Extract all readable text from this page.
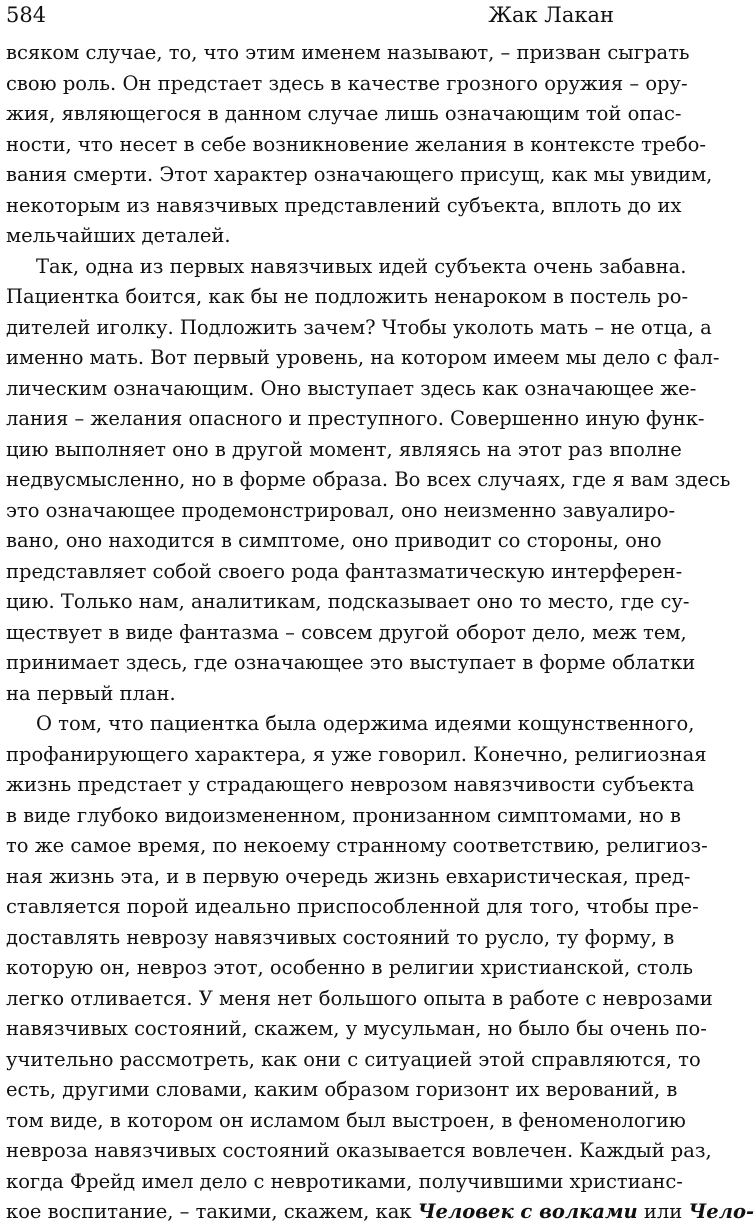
584	Жак Лакан
всяком случае, то, что этим именем называют, – призван сыграть
свою роль. Он предстает здесь в качестве грозного оружия – ору-
жия, являющегося в данном случае лишь означающим той опас-
ности, что несет в себе возникновение желания в контексте требо-
вания смерти. Этот характер означающего присущ, как мы увидим,
некоторым из навязчивых представлений субъекта, вплоть до их
мельчайших деталей.
Так, одна из первых навязчивых идей субъекта очень забавна.
Пациентка боится, как бы не подложить ненароком в постель ро-
дителей иголку. Подложить зачем? Чтобы уколоть мать – не отца, а
именно мать. Вот первый уровень, на котором имеем мы дело с фал-
лическим означающим. Оно выступает здесь как означающее же-
лания – желания опасного и преступного. Совершенно иную функ-
цию выполняет оно в другой момент, являясь на этот раз вполне
недвусмысленно, но в форме образа. Во всех случаях, где я вам здесь
это означающее продемонстрировал, оно неизменно завуалиро-
вано, оно находится в симптоме, оно приводит со стороны, оно
представляет собой своего рода фантазматическую интерферен-
цию. Только нам, аналитикам, подсказывает оно то место, где су-
ществует в виде фантазма – совсем другой оборот дело, меж тем,
принимает здесь, где означающее это выступает в форме облатки
на первый план.
О том, что пациентка была одержима идеями кощунственного,
профанирующего характера, я уже говорил. Конечно, религиозная
жизнь предстает у страдающего неврозом навязчивости субъекта
в виде глубоко видоизмененном, пронизанном симптомами, но в
то же самое время, по некоему странному соответствию, религиоз-
ная жизнь эта, и в первую очередь жизнь евхаристическая, пред-
ставляется порой идеально приспособленной для того, чтобы пре-
доставлять неврозу навязчивых состояний то русло, ту форму, в
которую он, невроз этот, особенно в религии христианской, столь
легко отливается. У меня нет большого опыта в работе с неврозами
навязчивых состояний, скажем, у мусульман, но было бы очень по-
учительно рассмотреть, как они с ситуацией этой справляются, то
есть, другими словами, каким образом горизонт их верований, в
том виде, в котором он исламом был выстроен, в феноменологию
невроза навязчивых состояний оказывается вовлечен. Каждый раз,
когда Фрейд имел дело с невротиками, получившими христианс-
кое воспитание, – такими, скажем, как Человек с волками или Чело-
---
● **Written problem**:
Make a verbatim copy of all the entries and strip out the pictures.

● **Answer to the exercise**:
Extract all readable text from this page.
584	Жак Лакан
всяком случае, то, что этим именем называют, – призван сыграть
свою роль. Он предстает здесь в качестве грозного оружия – ору-
жия, являющегося в данном случае лишь означающим той опас-
ности, что несет в себе возникновение желания в контексте требо-
вания смерти. Этот характер означающего присущ, как мы увидим,
некоторым из навязчивых представлений субъекта, вплоть до их
мельчайших деталей.
Так, одна из первых навязчивых идей субъекта очень забавна.
Пациентка боится, как бы не подложить ненароком в постель ро-
дителей иголку. Подложить зачем? Чтобы уколоть мать – не отца, а
именно мать. Вот первый уровень, на котором имеем мы дело с фал-
лическим означающим. Оно выступает здесь как означающее же-
лания – желания опасного и преступного. Совершенно иную функ-
цию выполняет оно в другой момент, являясь на этот раз вполне
недвусмысленно, но в форме образа. Во всех случаях, где я вам здесь
это означающее продемонстрировал, оно неизменно завуалиро-
вано, оно находится в симптоме, оно приводит со стороны, оно
представляет собой своего рода фантазматическую интерферен-
цию. Только нам, аналитикам, подсказывает оно то место, где су-
ществует в виде фантазма – совсем другой оборот дело, меж тем,
принимает здесь, где означающее это выступает в форме облатки
на первый план.
О том, что пациентка была одержима идеями кощунственного,
профанирующего характера, я уже говорил. Конечно, религиозная
жизнь предстает у страдающего неврозом навязчивости субъекта
в виде глубоко видоизмененном, пронизанном симптомами, но в
то же самое время, по некоему странному соответствию, религиоз-
ная жизнь эта, и в первую очередь жизнь евхаристическая, пред-
ставляется порой идеально приспособленной для того, чтобы пре-
доставлять неврозу навязчивых состояний то русло, ту форму, в
которую он, невроз этот, особенно в религии христианской, столь
легко отливается. У меня нет большого опыта в работе с неврозами
навязчивых состояний, скажем, у мусульман, но было бы очень по-
учительно рассмотреть, как они с ситуацией этой справляются, то
есть, другими словами, каким образом горизонт их верований, в
том виде, в котором он исламом был выстроен, в феноменологию
невроза навязчивых состояний оказывается вовлечен. Каждый раз,
когда Фрейд имел дело с невротиками, получившими христианс-
кое воспитание, – такими, скажем, как Человек с волками или Чело-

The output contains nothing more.